Exercise instructions:
Every entry must be copied word for word.

[Dataset entries]

※

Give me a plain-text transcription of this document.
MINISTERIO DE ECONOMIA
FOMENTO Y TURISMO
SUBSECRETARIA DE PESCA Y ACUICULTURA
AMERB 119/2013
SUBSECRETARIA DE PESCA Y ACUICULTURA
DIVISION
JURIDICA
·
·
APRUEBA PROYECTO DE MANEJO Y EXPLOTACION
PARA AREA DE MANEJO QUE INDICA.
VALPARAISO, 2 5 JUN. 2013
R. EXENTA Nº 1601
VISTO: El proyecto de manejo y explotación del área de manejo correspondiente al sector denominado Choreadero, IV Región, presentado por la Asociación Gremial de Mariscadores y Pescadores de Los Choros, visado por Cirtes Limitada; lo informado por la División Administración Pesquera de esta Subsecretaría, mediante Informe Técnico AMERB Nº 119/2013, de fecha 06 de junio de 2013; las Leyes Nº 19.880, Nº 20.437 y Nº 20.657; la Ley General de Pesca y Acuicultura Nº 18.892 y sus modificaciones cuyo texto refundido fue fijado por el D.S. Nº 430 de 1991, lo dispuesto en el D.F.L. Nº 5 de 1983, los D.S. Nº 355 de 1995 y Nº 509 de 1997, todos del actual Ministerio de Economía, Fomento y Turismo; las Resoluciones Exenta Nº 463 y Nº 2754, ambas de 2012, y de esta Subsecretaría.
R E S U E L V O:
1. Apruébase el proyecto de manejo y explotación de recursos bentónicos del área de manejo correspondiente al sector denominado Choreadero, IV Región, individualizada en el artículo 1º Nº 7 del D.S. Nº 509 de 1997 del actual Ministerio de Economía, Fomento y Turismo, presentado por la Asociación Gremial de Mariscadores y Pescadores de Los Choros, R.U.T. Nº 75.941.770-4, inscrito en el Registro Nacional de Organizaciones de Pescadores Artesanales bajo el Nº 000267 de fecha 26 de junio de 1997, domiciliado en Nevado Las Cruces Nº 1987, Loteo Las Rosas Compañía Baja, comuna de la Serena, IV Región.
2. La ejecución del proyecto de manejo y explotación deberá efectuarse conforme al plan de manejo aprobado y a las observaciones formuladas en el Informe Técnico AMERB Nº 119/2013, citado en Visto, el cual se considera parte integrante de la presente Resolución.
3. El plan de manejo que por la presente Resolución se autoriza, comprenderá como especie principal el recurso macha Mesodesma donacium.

※

The reply:
Give me a plain-text transcription of this document.
MINISTERIO DE ECONOMIA
FOMENTO Y TURISMO
SUBSECRETARIA DE PESCA Y ACUICULTURA
AMERB 119/2013
SUBSECRETARIA DE PESCA Y ACUICULTURA
DIVISION
JURIDICA
·
·
APRUEBA PROYECTO DE MANEJO Y EXPLOTACION
PARA AREA DE MANEJO QUE INDICA.
VALPARAISO, 2 5 JUN. 2013
R. EXENTA Nº 1601
VISTO: El proyecto de manejo y explotación del área de manejo correspondiente al sector denominado Choreadero, IV Región, presentado por la Asociación Gremial de Mariscadores y Pescadores de Los Choros, visado por Cirtes Limitada; lo informado por la División Administración Pesquera de esta Subsecretaría, mediante Informe Técnico AMERB Nº 119/2013, de fecha 06 de junio de 2013; las Leyes Nº 19.880, Nº 20.437 y Nº 20.657; la Ley General de Pesca y Acuicultura Nº 18.892 y sus modificaciones cuyo texto refundido fue fijado por el D.S. Nº 430 de 1991, lo dispuesto en el D.F.L. Nº 5 de 1983, los D.S. Nº 355 de 1995 y Nº 509 de 1997, todos del actual Ministerio de Economía, Fomento y Turismo; las Resoluciones Exenta Nº 463 y Nº 2754, ambas de 2012, y de esta Subsecretaría.
R E S U E L V O:
1. Apruébase el proyecto de manejo y explotación de recursos bentónicos del área de manejo correspondiente al sector denominado Choreadero, IV Región, individualizada en el artículo 1º Nº 7 del D.S. Nº 509 de 1997 del actual Ministerio de Economía, Fomento y Turismo, presentado por la Asociación Gremial de Mariscadores y Pescadores de Los Choros, R.U.T. Nº 75.941.770-4, inscrito en el Registro Nacional de Organizaciones de Pescadores Artesanales bajo el Nº 000267 de fecha 26 de junio de 1997, domiciliado en Nevado Las Cruces Nº 1987, Loteo Las Rosas Compañía Baja, comuna de la Serena, IV Región.
2. La ejecución del proyecto de manejo y explotación deberá efectuarse conforme al plan de manejo aprobado y a las observaciones formuladas en el Informe Técnico AMERB Nº 119/2013, citado en Visto, el cual se considera parte integrante de la presente Resolución.
3. El plan de manejo que por la presente Resolución se autoriza, comprenderá como especie principal el recurso macha Mesodesma donacium.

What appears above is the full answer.